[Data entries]
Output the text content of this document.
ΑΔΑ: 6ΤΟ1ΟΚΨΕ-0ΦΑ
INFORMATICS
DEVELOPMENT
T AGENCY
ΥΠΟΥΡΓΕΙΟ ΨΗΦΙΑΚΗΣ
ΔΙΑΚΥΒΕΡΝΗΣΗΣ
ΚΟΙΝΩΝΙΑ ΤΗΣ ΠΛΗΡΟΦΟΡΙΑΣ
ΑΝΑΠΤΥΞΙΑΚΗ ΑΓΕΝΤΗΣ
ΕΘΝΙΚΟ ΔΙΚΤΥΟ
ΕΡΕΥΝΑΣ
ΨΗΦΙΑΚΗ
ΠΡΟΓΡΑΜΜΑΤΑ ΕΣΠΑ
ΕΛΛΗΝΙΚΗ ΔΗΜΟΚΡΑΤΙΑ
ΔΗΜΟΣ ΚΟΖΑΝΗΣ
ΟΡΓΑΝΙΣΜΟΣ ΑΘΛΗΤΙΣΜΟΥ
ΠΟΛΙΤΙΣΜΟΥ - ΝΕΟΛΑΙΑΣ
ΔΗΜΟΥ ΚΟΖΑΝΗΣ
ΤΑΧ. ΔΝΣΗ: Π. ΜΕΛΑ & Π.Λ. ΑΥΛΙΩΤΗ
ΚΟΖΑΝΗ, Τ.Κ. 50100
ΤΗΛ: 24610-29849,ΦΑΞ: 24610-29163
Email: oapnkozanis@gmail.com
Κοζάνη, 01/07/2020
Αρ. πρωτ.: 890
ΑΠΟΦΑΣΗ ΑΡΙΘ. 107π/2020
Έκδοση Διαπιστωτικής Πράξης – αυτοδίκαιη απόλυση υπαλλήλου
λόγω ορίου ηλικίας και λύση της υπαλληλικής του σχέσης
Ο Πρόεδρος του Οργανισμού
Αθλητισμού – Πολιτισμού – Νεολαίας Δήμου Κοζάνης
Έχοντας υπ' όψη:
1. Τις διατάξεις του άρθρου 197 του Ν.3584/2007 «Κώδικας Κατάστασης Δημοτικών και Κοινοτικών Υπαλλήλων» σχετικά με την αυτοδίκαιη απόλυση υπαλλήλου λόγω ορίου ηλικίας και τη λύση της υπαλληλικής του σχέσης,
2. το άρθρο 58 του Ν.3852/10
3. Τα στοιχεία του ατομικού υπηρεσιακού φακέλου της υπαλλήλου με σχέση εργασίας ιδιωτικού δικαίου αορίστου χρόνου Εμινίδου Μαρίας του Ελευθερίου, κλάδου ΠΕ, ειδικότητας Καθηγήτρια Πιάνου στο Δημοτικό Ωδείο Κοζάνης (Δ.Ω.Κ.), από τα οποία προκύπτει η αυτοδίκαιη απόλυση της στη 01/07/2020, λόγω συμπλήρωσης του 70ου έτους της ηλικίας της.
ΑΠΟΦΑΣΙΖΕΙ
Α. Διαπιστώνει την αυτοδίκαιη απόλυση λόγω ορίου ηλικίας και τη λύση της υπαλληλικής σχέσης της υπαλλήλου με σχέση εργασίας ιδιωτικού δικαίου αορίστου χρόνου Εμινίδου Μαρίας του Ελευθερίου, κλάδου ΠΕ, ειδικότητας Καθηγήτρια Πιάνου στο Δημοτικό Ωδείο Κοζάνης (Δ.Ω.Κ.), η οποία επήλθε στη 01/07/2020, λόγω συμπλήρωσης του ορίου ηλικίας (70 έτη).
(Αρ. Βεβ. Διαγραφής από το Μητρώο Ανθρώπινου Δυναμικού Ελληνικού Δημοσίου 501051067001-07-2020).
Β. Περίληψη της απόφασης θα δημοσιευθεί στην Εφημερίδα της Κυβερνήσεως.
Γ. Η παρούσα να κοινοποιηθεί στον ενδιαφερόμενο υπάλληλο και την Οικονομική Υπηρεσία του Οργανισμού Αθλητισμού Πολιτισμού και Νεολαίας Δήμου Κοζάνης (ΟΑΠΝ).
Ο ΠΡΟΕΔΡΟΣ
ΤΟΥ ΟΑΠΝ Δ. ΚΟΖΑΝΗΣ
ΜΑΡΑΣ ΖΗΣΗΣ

--

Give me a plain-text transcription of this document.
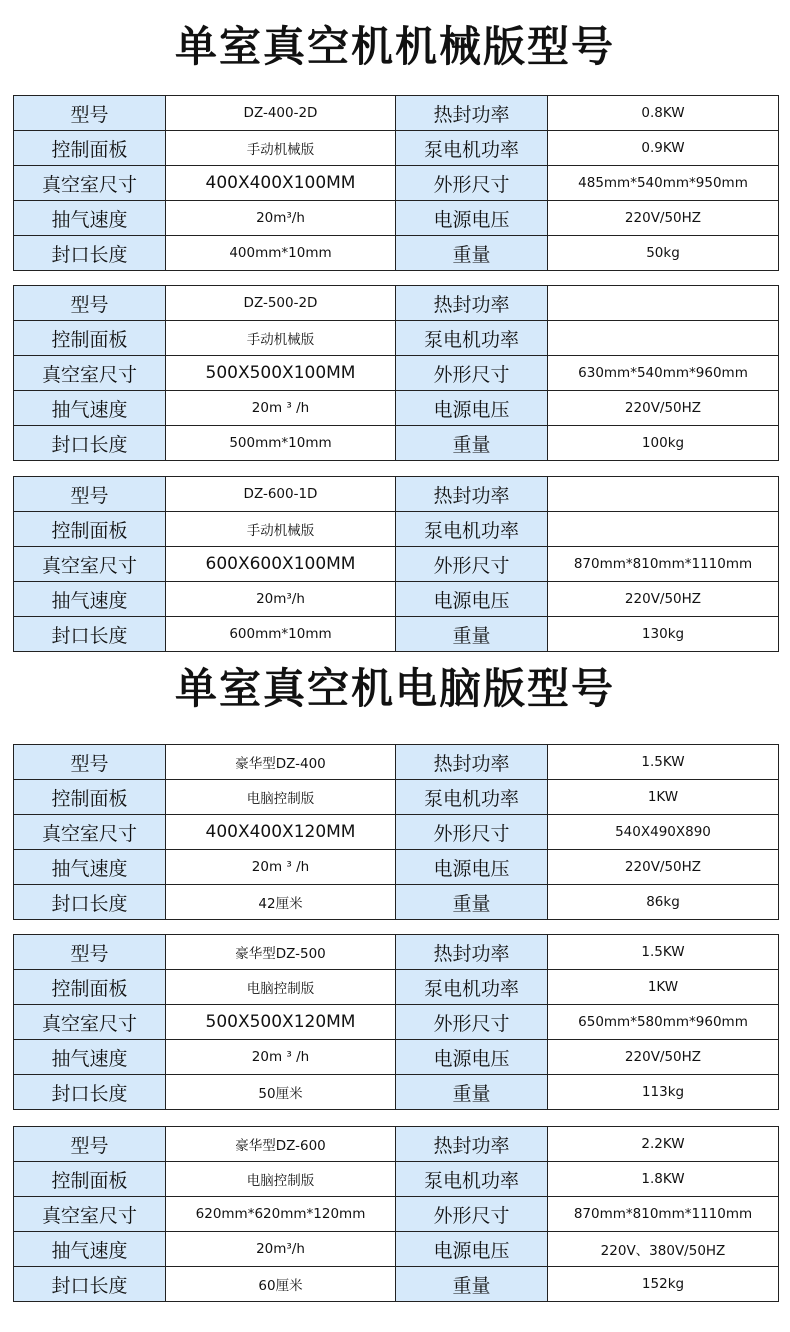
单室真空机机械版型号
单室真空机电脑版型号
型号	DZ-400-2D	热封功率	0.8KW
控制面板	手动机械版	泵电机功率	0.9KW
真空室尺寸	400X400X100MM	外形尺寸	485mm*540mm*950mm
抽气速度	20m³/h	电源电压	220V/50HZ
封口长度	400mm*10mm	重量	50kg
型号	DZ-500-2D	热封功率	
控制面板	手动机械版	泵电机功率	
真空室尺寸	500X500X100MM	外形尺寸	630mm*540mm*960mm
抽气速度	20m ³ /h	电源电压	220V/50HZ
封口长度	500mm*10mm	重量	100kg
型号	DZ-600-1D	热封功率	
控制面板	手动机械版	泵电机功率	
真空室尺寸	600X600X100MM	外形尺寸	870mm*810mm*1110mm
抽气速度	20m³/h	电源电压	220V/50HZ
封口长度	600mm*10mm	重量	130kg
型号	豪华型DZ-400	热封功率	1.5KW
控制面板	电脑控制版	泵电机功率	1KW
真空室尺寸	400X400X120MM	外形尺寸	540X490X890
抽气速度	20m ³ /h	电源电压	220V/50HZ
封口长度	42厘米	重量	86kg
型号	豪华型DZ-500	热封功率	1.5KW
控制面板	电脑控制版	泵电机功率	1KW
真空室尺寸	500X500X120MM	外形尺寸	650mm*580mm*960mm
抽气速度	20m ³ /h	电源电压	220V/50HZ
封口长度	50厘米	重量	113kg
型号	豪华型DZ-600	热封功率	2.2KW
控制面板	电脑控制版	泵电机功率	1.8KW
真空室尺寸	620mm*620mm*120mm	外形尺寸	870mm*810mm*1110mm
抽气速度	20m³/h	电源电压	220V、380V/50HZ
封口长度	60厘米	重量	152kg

> Stated exercise:
For the listing above, identify each line bearing "Δήμου".

> Exercise output:
Αθλητισμού – Πολιτισμού – Νεολαίας Δήμου Κοζάνης
Γ. Η παρούσα να κοινοποιηθεί στον ενδιαφερόμενο υπάλληλο και την Οικονομική Υπηρεσία του Οργανισμού Αθλητισμού Πολιτισμού και Νεολαίας Δήμου Κοζάνης (ΟΑΠΝ).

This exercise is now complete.